- Short task -
Transcribe each of the records below exactly, excluding all pictures.

- Task input -
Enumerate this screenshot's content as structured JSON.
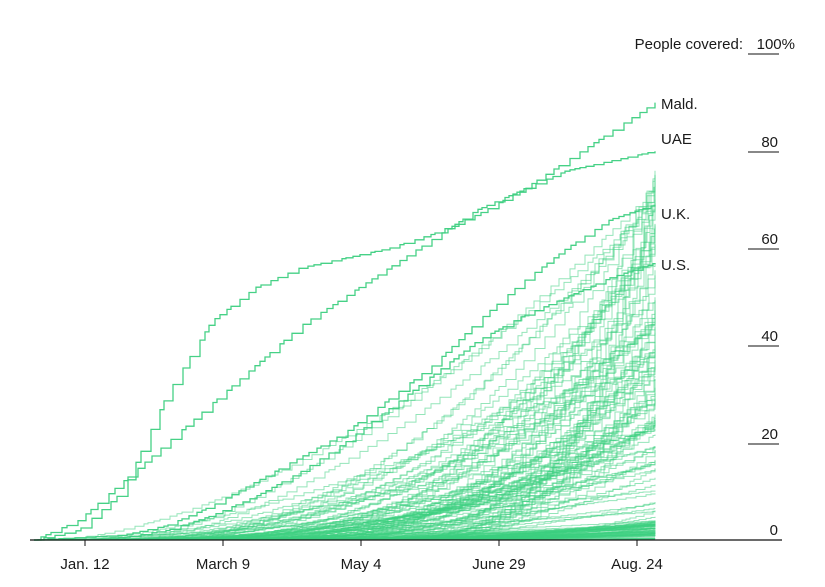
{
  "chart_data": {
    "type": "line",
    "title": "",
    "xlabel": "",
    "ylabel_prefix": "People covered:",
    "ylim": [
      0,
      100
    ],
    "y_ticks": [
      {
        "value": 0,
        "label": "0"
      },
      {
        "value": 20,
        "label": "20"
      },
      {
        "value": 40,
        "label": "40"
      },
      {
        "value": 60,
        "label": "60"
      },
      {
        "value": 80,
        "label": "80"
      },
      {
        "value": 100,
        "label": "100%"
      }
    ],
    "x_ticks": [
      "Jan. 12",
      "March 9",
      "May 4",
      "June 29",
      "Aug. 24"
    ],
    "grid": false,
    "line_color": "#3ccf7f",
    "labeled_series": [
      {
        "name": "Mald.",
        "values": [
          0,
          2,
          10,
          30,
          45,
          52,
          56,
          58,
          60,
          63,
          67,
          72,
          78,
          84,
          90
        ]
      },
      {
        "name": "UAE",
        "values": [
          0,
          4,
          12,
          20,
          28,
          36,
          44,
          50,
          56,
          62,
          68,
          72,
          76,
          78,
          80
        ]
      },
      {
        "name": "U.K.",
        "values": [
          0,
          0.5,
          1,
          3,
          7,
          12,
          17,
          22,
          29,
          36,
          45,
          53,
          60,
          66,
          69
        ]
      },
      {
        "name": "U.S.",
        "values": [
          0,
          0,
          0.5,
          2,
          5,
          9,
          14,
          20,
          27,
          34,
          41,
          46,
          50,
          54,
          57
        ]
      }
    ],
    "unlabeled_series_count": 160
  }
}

- Result -
Enumerate this screenshot's content as structured JSON.
{
  "chart_data": {
    "type": "line",
    "title": "",
    "xlabel": "",
    "ylabel_prefix": "People covered:",
    "ylim": [
      0,
      100
    ],
    "y_ticks": [
      {
        "value": 0,
        "label": "0"
      },
      {
        "value": 20,
        "label": "20"
      },
      {
        "value": 40,
        "label": "40"
      },
      {
        "value": 60,
        "label": "60"
      },
      {
        "value": 80,
        "label": "80"
      },
      {
        "value": 100,
        "label": "100%"
      }
    ],
    "x_ticks": [
      "Jan. 12",
      "March 9",
      "May 4",
      "June 29",
      "Aug. 24"
    ],
    "grid": false,
    "line_color": "#3ccf7f",
    "labeled_series": [
      {
        "name": "Mald.",
        "values": [
          0,
          2,
          10,
          30,
          45,
          52,
          56,
          58,
          60,
          63,
          67,
          72,
          78,
          84,
          90
        ]
      },
      {
        "name": "UAE",
        "values": [
          0,
          4,
          12,
          20,
          28,
          36,
          44,
          50,
          56,
          62,
          68,
          72,
          76,
          78,
          80
        ]
      },
      {
        "name": "U.K.",
        "values": [
          0,
          0.5,
          1,
          3,
          7,
          12,
          17,
          22,
          29,
          36,
          45,
          53,
          60,
          66,
          69
        ]
      },
      {
        "name": "U.S.",
        "values": [
          0,
          0,
          0.5,
          2,
          5,
          9,
          14,
          20,
          27,
          34,
          41,
          46,
          50,
          54,
          57
        ]
      }
    ],
    "unlabeled_series_count": 160
  }
}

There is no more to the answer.